### [Problem description]
Find the lines that include the string "does" and report how many there are. Give no other text.

### [Data records]
· · ·

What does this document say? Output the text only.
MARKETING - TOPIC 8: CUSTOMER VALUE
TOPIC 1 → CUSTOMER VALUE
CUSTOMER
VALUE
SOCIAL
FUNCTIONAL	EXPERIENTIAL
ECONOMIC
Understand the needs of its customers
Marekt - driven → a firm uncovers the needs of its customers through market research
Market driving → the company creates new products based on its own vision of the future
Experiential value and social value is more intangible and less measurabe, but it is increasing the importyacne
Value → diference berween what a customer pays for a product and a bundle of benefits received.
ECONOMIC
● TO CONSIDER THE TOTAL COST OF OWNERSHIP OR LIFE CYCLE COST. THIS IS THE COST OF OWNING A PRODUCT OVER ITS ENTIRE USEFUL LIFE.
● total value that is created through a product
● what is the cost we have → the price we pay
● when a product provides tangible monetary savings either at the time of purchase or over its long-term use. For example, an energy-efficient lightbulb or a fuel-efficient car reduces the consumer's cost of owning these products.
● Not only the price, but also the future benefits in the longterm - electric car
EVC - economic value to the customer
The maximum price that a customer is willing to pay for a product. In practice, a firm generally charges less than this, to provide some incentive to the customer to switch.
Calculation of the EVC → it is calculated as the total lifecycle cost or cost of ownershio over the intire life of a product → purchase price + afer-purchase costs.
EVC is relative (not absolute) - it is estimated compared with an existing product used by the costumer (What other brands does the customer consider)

· · ·

### [Answer to the problem]
2